> [RECORDS TO PROCESS]:

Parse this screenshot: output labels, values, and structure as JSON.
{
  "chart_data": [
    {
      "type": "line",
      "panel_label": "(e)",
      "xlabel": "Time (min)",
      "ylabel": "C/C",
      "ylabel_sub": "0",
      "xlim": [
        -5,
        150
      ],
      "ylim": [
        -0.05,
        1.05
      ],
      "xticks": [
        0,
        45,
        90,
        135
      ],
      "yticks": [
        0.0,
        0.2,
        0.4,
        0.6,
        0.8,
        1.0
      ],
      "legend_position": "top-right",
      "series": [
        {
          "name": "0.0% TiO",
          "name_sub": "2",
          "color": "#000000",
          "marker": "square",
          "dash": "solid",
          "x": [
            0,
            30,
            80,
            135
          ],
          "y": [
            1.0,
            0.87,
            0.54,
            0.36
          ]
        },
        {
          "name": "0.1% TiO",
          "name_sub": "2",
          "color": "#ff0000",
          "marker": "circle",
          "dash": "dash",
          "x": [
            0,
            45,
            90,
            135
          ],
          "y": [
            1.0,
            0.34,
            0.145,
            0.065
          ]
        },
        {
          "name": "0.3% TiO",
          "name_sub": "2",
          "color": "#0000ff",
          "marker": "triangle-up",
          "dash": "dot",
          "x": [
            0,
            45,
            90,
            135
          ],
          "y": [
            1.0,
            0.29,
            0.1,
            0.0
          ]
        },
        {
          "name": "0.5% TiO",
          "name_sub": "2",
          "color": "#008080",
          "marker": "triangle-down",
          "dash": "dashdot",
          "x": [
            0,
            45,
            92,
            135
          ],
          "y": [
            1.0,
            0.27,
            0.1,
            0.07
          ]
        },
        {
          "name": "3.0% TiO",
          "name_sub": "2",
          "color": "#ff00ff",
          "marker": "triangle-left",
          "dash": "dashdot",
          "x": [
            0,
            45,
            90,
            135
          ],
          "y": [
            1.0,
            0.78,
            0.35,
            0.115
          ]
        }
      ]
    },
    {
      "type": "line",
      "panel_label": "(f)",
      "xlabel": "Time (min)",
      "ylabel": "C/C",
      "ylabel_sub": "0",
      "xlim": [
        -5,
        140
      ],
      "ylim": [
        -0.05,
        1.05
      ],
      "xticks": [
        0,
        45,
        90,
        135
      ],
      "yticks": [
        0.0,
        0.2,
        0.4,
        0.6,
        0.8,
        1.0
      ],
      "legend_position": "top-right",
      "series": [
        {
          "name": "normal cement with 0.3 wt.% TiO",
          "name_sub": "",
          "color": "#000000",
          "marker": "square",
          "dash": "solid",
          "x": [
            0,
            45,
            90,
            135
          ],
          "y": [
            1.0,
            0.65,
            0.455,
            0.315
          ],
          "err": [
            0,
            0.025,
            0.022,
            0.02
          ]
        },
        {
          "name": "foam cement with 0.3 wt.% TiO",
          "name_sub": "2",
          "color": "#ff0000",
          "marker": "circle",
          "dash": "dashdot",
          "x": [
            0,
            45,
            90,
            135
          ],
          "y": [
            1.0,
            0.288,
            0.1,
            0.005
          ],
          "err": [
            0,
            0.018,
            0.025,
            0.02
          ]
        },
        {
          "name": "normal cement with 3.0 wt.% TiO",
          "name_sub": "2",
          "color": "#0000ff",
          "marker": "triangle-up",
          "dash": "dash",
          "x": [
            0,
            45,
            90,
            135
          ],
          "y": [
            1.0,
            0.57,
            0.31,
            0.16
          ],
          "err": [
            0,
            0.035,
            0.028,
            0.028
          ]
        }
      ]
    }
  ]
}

> [TASK BRIEF]: Retype the listing exactly, in full.

> [OUTPUT OF THE EXERCISE]:
Parse this screenshot: output labels, values, and structure as JSON.
{
  "chart_data": [
    {
      "type": "line",
      "panel_label": "(e)",
      "xlabel": "Time (min)",
      "ylabel": "C/C",
      "ylabel_sub": "0",
      "xlim": [
        -5,
        150
      ],
      "ylim": [
        -0.05,
        1.05
      ],
      "xticks": [
        0,
        45,
        90,
        135
      ],
      "yticks": [
        0.0,
        0.2,
        0.4,
        0.6,
        0.8,
        1.0
      ],
      "legend_position": "top-right",
      "series": [
        {
          "name": "0.0% TiO",
          "name_sub": "2",
          "color": "#000000",
          "marker": "square",
          "dash": "solid",
          "x": [
            0,
            30,
            80,
            135
          ],
          "y": [
            1.0,
            0.87,
            0.54,
            0.36
          ]
        },
        {
          "name": "0.1% TiO",
          "name_sub": "2",
          "color": "#ff0000",
          "marker": "circle",
          "dash": "dash",
          "x": [
            0,
            45,
            90,
            135
          ],
          "y": [
            1.0,
            0.34,
            0.145,
            0.065
          ]
        },
        {
          "name": "0.3% TiO",
          "name_sub": "2",
          "color": "#0000ff",
          "marker": "triangle-up",
          "dash": "dot",
          "x": [
            0,
            45,
            90,
            135
          ],
          "y": [
            1.0,
            0.29,
            0.1,
            0.0
          ]
        },
        {
          "name": "0.5% TiO",
          "name_sub": "2",
          "color": "#008080",
          "marker": "triangle-down",
          "dash": "dashdot",
          "x": [
            0,
            45,
            92,
            135
          ],
          "y": [
            1.0,
            0.27,
            0.1,
            0.07
          ]
        },
        {
          "name": "3.0% TiO",
          "name_sub": "2",
          "color": "#ff00ff",
          "marker": "triangle-left",
          "dash": "dashdot",
          "x": [
            0,
            45,
            90,
            135
          ],
          "y": [
            1.0,
            0.78,
            0.35,
            0.115
          ]
        }
      ]
    },
    {
      "type": "line",
      "panel_label": "(f)",
      "xlabel": "Time (min)",
      "ylabel": "C/C",
      "ylabel_sub": "0",
      "xlim": [
        -5,
        140
      ],
      "ylim": [
        -0.05,
        1.05
      ],
      "xticks": [
        0,
        45,
        90,
        135
      ],
      "yticks": [
        0.0,
        0.2,
        0.4,
        0.6,
        0.8,
        1.0
      ],
      "legend_position": "top-right",
      "series": [
        {
          "name": "normal cement with 0.3 wt.% TiO",
          "name_sub": "",
          "color": "#000000",
          "marker": "square",
          "dash": "solid",
          "x": [
            0,
            45,
            90,
            135
          ],
          "y": [
            1.0,
            0.65,
            0.455,
            0.315
          ],
          "err": [
            0,
            0.025,
            0.022,
            0.02
          ]
        },
        {
          "name": "foam cement with 0.3 wt.% TiO",
          "name_sub": "2",
          "color": "#ff0000",
          "marker": "circle",
          "dash": "dashdot",
          "x": [
            0,
            45,
            90,
            135
          ],
          "y": [
            1.0,
            0.288,
            0.1,
            0.005
          ],
          "err": [
            0,
            0.018,
            0.025,
            0.02
          ]
        },
        {
          "name": "normal cement with 3.0 wt.% TiO",
          "name_sub": "2",
          "color": "#0000ff",
          "marker": "triangle-up",
          "dash": "dash",
          "x": [
            0,
            45,
            90,
            135
          ],
          "y": [
            1.0,
            0.57,
            0.31,
            0.16
          ],
          "err": [
            0,
            0.035,
            0.028,
            0.028
          ]
        }
      ]
    }
  ]
}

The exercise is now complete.